(Dataset items)
/---
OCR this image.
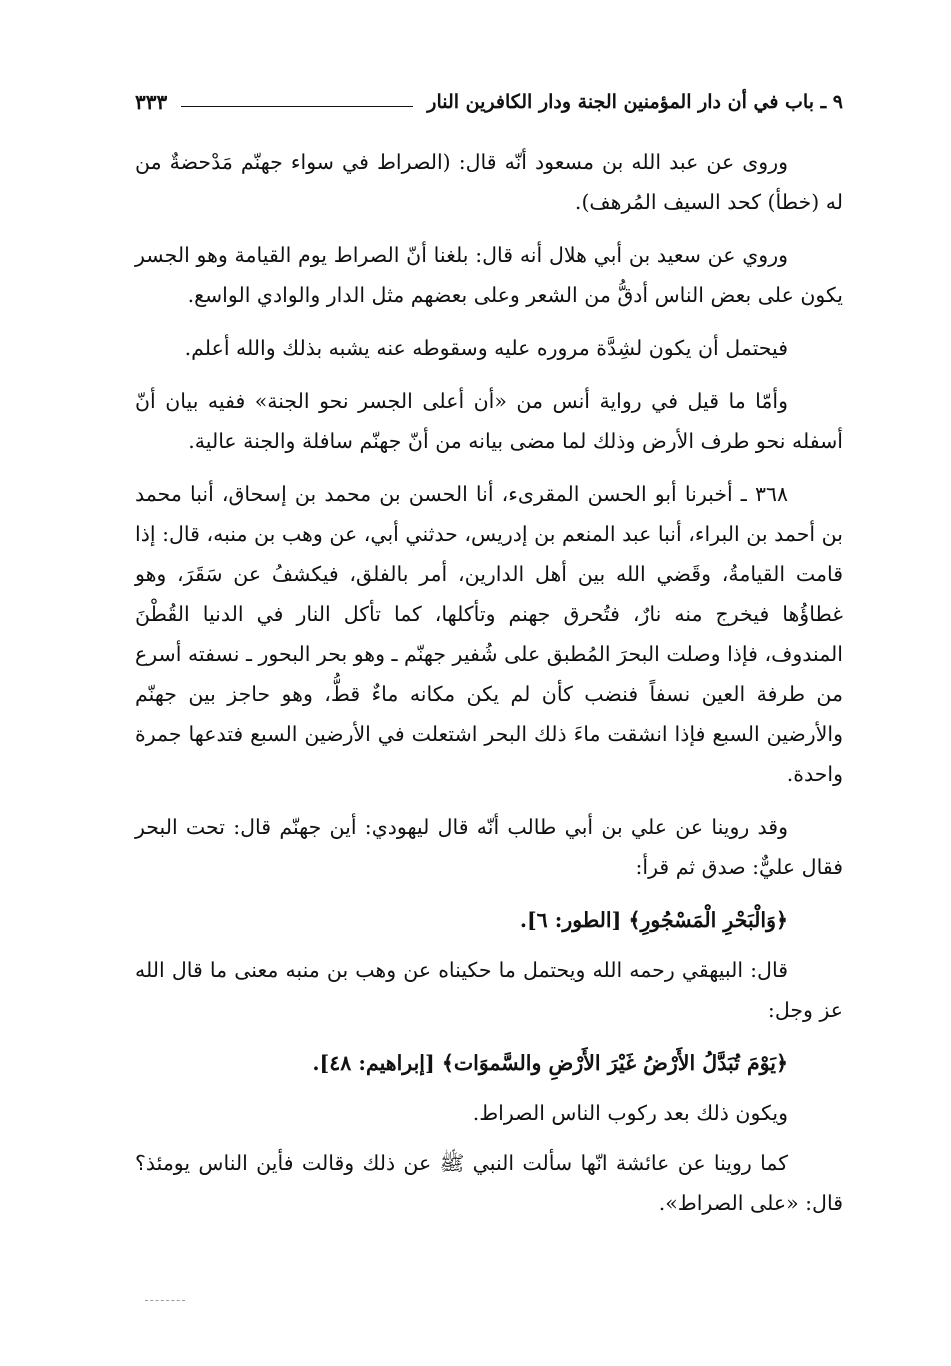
٩ ـ باب في أن دار المؤمنين الجنة ودار الكافرين النار
٣٣٣

وروى عن عبد الله بن مسعود أنّه قال: (الصراط في سواء جهنّم مَدْحضةٌ من له (خطأ) كحد السيف المُرهف).

وروي عن سعيد بن أبي هلال أنه قال: بلغنا أنّ الصراط يوم القيامة وهو الجسر يكون على بعض الناس أدقُّ من الشعر وعلى بعضهم مثل الدار والوادي الواسع.

فيحتمل أن يكون لشِدَّة مروره عليه وسقوطه عنه يشبه بذلك والله أعلم.

وأمّا ما قيل في رواية أنس من «أن أعلى الجسر نحو الجنة» ففيه بيان أنّ أسفله نحو طرف الأرض وذلك لما مضى بيانه من أنّ جهنّم سافلة والجنة عالية.

٣٦٨ ـ أخبرنا أبو الحسن المقرىء، أنا الحسن بن محمد بن إسحاق، أنبا محمد بن أحمد بن البراء، أنبا عبد المنعم بن إدريس، حدثني أبي، عن وهب بن منبه، قال: إذا قامت القيامةُ، وقَضي الله بين أهل الدارين، أمر بالفلق، فيكشفُ عن سَقَرَ، وهو غطاؤُها فيخرج منه نارٌ، فتُحرق جهنم وتأكلها، كما تأكل النار في الدنيا القُطْنَ المندوف، فإذا وصلت البحرَ المُطبق على شُفير جهنّم ـ وهو بحر البحور ـ نسفته أسرع من طرفة العين نسفاً فنضب كأن لم يكن مكانه ماءٌ قطُّ، وهو حاجز بين جهنّم والأرضين السبع فإذا انشقت ماءَ ذلك البحر اشتعلت في الأرضين السبع فتدعها جمرة واحدة.

وقد روينا عن علي بن أبي طالب أنّه قال ليهودي: أين جهنّم قال: تحت البحر فقال عليٌّ: صدق ثم قرأ:

﴿وَالْبَحْرِ الْمَسْجُورِ﴾ [الطور: ٦].

قال: البيهقي رحمه الله ويحتمل ما حكيناه عن وهب بن منبه معنى ما قال الله عز وجل:

﴿يَوْمَ تُبَدَّلُ الأَرْضُ غَيْرَ الأَرْضِ والسَّموَات﴾ [إبراهيم: ٤٨].

ويكون ذلك بعد ركوب الناس الصراط.

كما روينا عن عائشة انّها سألت النبي ﷺ عن ذلك وقالت فأين الناس يومئذ؟ قال: «على الصراط».
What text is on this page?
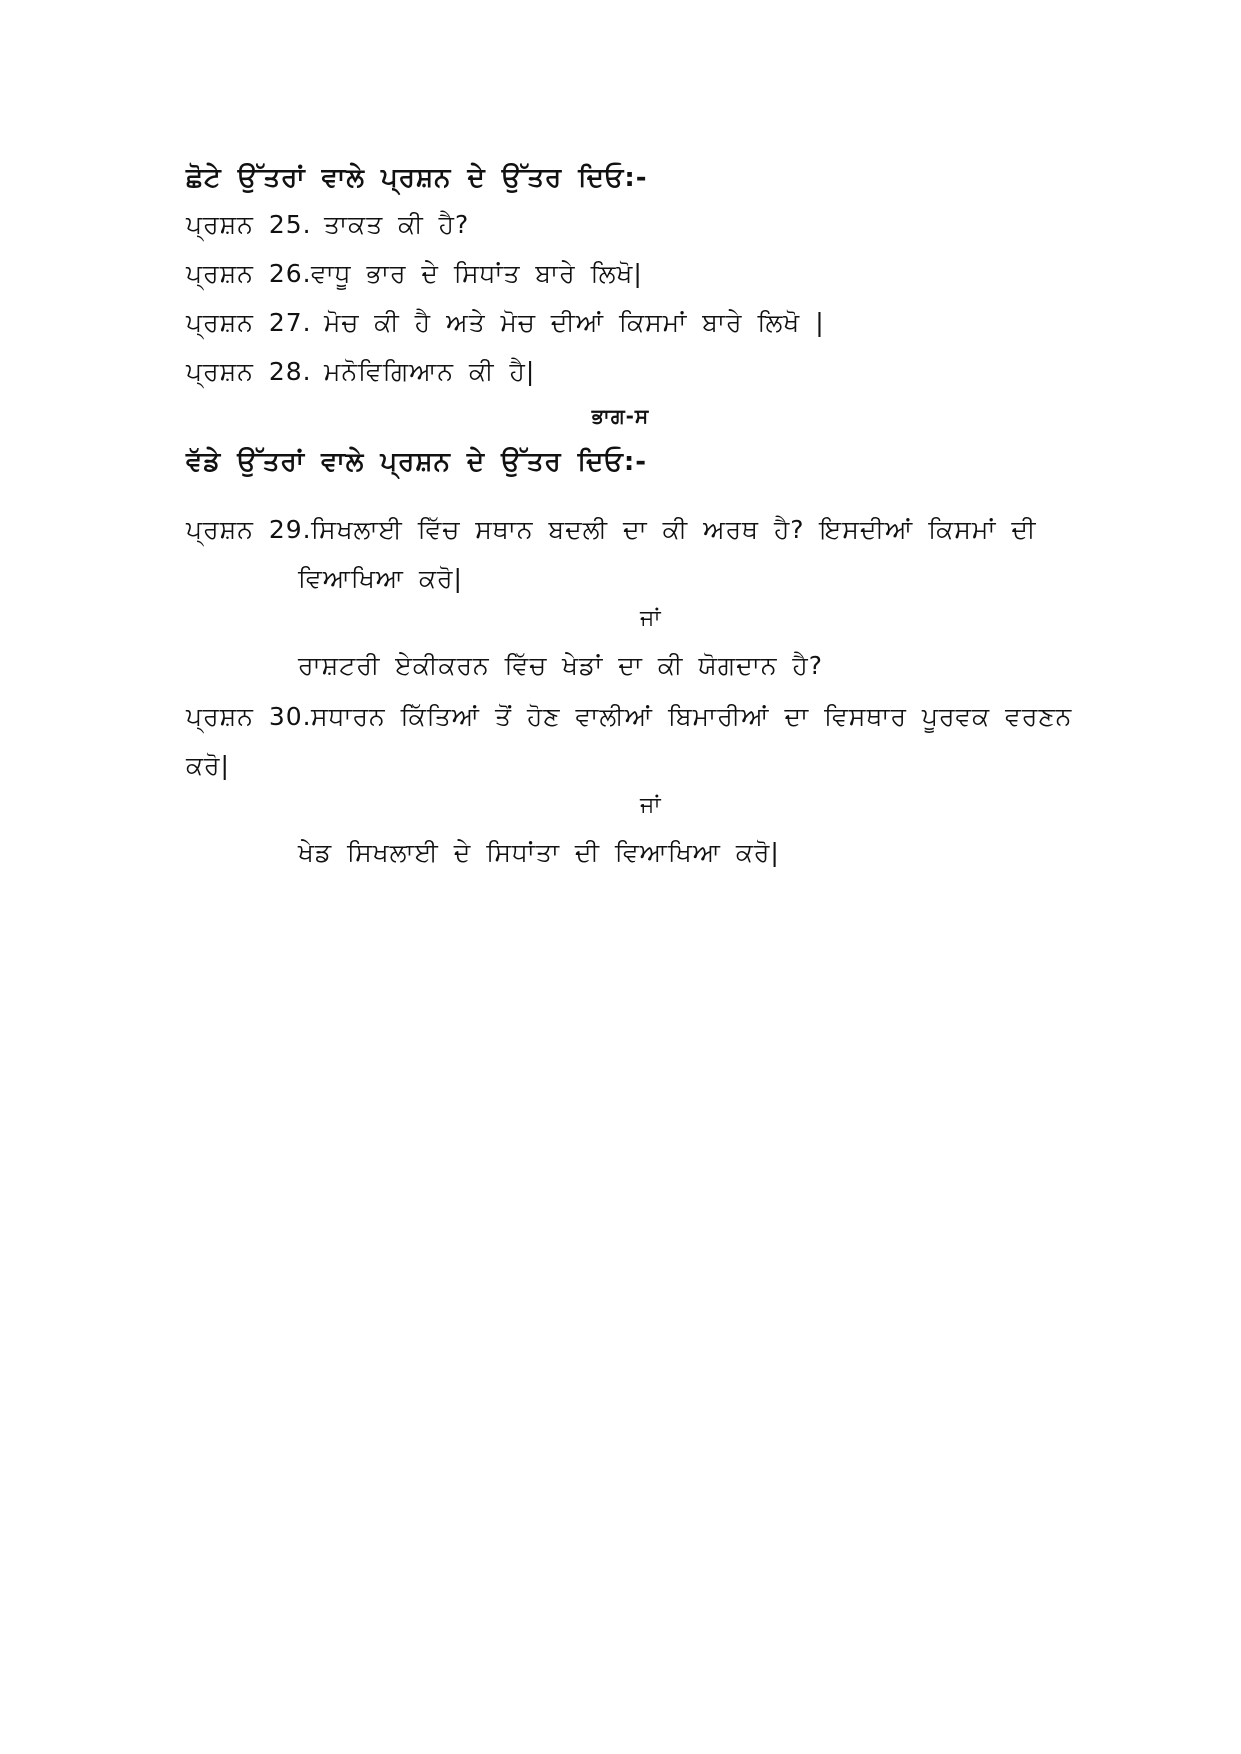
ਛੋਟੇ ਉੱਤਰਾਂ ਵਾਲੇ ਪ੍ਰਸ਼ਨ ਦੇ ਉੱਤਰ ਦਿਓ:-
ਪ੍ਰਸ਼ਨ 25. ਤਾਕਤ ਕੀ ਹੈ?
ਪ੍ਰਸ਼ਨ 26.ਵਾਧੂ ਭਾਰ ਦੇ ਸਿਧਾਂਤ ਬਾਰੇ ਲਿਖੋ|
ਪ੍ਰਸ਼ਨ 27. ਮੋਚ ਕੀ ਹੈ ਅਤੇ ਮੋਚ ਦੀਆਂ ਕਿਸਮਾਂ ਬਾਰੇ ਲਿਖੋ |
ਪ੍ਰਸ਼ਨ 28. ਮਨੋਵਿਗਿਆਨ ਕੀ ਹੈ|
ਭਾਗ-ਸ
ਵੱਡੇ ਉੱਤਰਾਂ ਵਾਲੇ ਪ੍ਰਸ਼ਨ ਦੇ ਉੱਤਰ ਦਿਓ:-
ਪ੍ਰਸ਼ਨ 29.ਸਿਖਲਾਈ ਵਿੱਚ ਸਥਾਨ ਬਦਲੀ ਦਾ ਕੀ ਅਰਥ ਹੈ? ਇਸਦੀਆਂ ਕਿਸਮਾਂ ਦੀ
ਵਿਆਖਿਆ ਕਰੋ|
ਜਾਂ
ਰਾਸ਼ਟਰੀ ਏਕੀਕਰਨ ਵਿੱਚ ਖੇਡਾਂ ਦਾ ਕੀ ਯੋਗਦਾਨ ਹੈ?
ਪ੍ਰਸ਼ਨ 30.ਸਧਾਰਨ ਕਿੱਤਿਆਂ ਤੋਂ ਹੋਣ ਵਾਲੀਆਂ ਬਿਮਾਰੀਆਂ ਦਾ ਵਿਸਥਾਰ ਪੂਰਵਕ ਵਰਣਨ
ਕਰੋ|
ਜਾਂ
ਖੇਡ ਸਿਖਲਾਈ ਦੇ ਸਿਧਾਂਤਾ ਦੀ ਵਿਆਖਿਆ ਕਰੋ|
\---
Where a line in the entries holds "this", copy that line.

Exercise result
OCR this image.
What text is on this page?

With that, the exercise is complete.